Reproduce each of the lines word for word.

[Records contained in a dataset]
start
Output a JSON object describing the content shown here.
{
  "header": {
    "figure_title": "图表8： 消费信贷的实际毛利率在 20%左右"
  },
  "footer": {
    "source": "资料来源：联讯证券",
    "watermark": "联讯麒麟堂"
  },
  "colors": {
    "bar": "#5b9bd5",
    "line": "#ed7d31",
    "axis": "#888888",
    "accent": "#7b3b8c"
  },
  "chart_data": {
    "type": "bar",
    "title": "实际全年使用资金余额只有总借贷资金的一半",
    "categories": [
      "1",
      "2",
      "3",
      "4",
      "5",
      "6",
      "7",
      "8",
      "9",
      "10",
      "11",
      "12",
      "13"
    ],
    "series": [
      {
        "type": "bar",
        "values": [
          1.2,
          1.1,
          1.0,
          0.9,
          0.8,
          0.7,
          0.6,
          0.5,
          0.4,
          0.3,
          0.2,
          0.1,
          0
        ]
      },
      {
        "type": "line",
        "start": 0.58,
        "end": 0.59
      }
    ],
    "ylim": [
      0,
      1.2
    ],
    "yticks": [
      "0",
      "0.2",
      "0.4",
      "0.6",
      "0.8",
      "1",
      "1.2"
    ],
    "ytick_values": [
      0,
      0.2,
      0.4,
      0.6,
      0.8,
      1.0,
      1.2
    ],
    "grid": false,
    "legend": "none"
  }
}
end
> Correct result
Output a JSON object describing the content shown here.
{
  "header": {
    "figure_title": "图表8： 消费信贷的实际毛利率在 20%左右"
  },
  "footer": {
    "source": "资料来源：联讯证券",
    "watermark": "联讯麒麟堂"
  },
  "colors": {
    "bar": "#5b9bd5",
    "line": "#ed7d31",
    "axis": "#888888",
    "accent": "#7b3b8c"
  },
  "chart_data": {
    "type": "bar",
    "title": "实际全年使用资金余额只有总借贷资金的一半",
    "categories": [
      "1",
      "2",
      "3",
      "4",
      "5",
      "6",
      "7",
      "8",
      "9",
      "10",
      "11",
      "12",
      "13"
    ],
    "series": [
      {
        "type": "bar",
        "values": [
          1.2,
          1.1,
          1.0,
          0.9,
          0.8,
          0.7,
          0.6,
          0.5,
          0.4,
          0.3,
          0.2,
          0.1,
          0
        ]
      },
      {
        "type": "line",
        "start": 0.58,
        "end": 0.59
      }
    ],
    "ylim": [
      0,
      1.2
    ],
    "yticks": [
      "0",
      "0.2",
      "0.4",
      "0.6",
      "0.8",
      "1",
      "1.2"
    ],
    "ytick_values": [
      0,
      0.2,
      0.4,
      0.6,
      0.8,
      1.0,
      1.2
    ],
    "grid": false,
    "legend": "none"
  }
}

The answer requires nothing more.